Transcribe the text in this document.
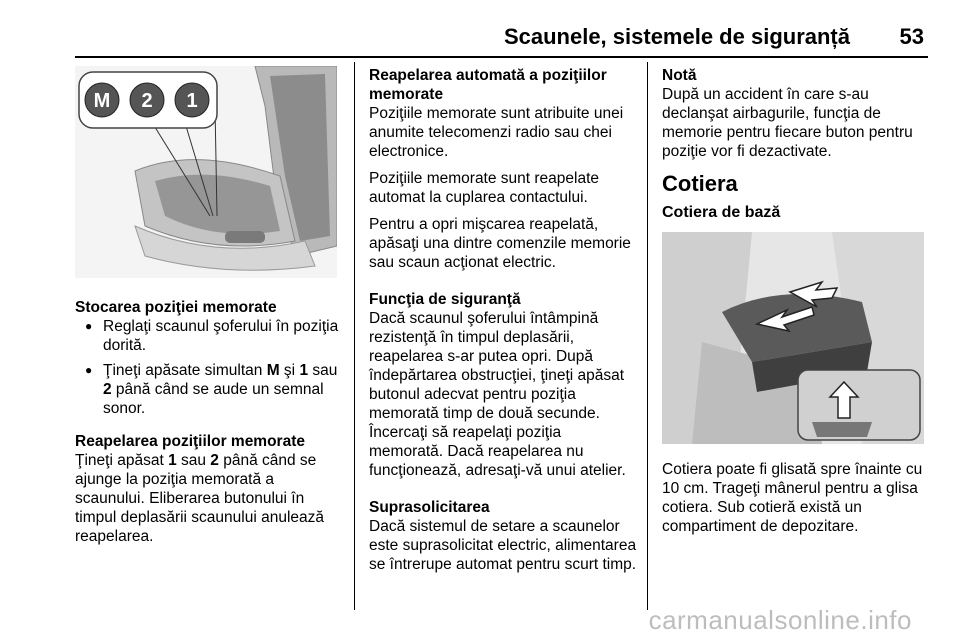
Scaunele, sistemele de siguranță 53
M 2 1

Stocarea poziţiei memorate

● Reglaţi scaunul şoferului în poziţia dorită.
● Ţineţi apăsate simultan M şi 1 sau 2 până când se aude un semnal sonor.

Reapelarea poziţiilor memorate

Ţineţi apăsat 1 sau 2 până când se ajunge la poziţia memorată a scaunului. Eliberarea butonului în timpul deplasării scaunului anulează reapelarea.

Reapelarea automată a poziţiilor memorate

Poziţiile memorate sunt atribuite unei anumite telecomenzi radio sau chei electronice.

Poziţiile memorate sunt reapelate automat la cuplarea contactului.

Pentru a opri mişcarea reapelată, apăsaţi una dintre comenzile memorie sau scaun acţionat electric.

Funcţia de siguranţă

Dacă scaunul şoferului întâmpină rezistenţă în timpul deplasării, reapelarea s-ar putea opri. După îndepărtarea obstrucţiei, ţineţi apăsat butonul adecvat pentru poziţia memorată timp de două secunde. Încercaţi să reapelaţi poziţia memorată. Dacă reapelarea nu funcţionează, adresaţi-vă unui atelier.

Suprasolicitarea

Dacă sistemul de setare a scaunelor este suprasolicitat electric, alimentarea se întrerupe automat pentru scurt timp.

Notă

După un accident în care s-au declanşat airbagurile, funcţia de memorie pentru fiecare buton pentru poziţie vor fi dezactivate.

Cotiera
Cotiera de bază

Cotiera poate fi glisată spre înainte cu 10 cm. Trageţi mânerul pentru a glisa cotiera. Sub cotieră există un compartiment de depozitare.

carmanualsonline.info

Problem to work on:
Identify the lines in the entries that hold "memorate" and return each one.

Worked solution:
Stocarea poziţiei memorate
Reapelarea poziţiilor memorate
Reapelarea automată a poziţiilor memorate
Poziţiile memorate sunt atribuite unei anumite telecomenzi radio sau chei electronice.
Poziţiile memorate sunt reapelate automat la cuplarea contactului.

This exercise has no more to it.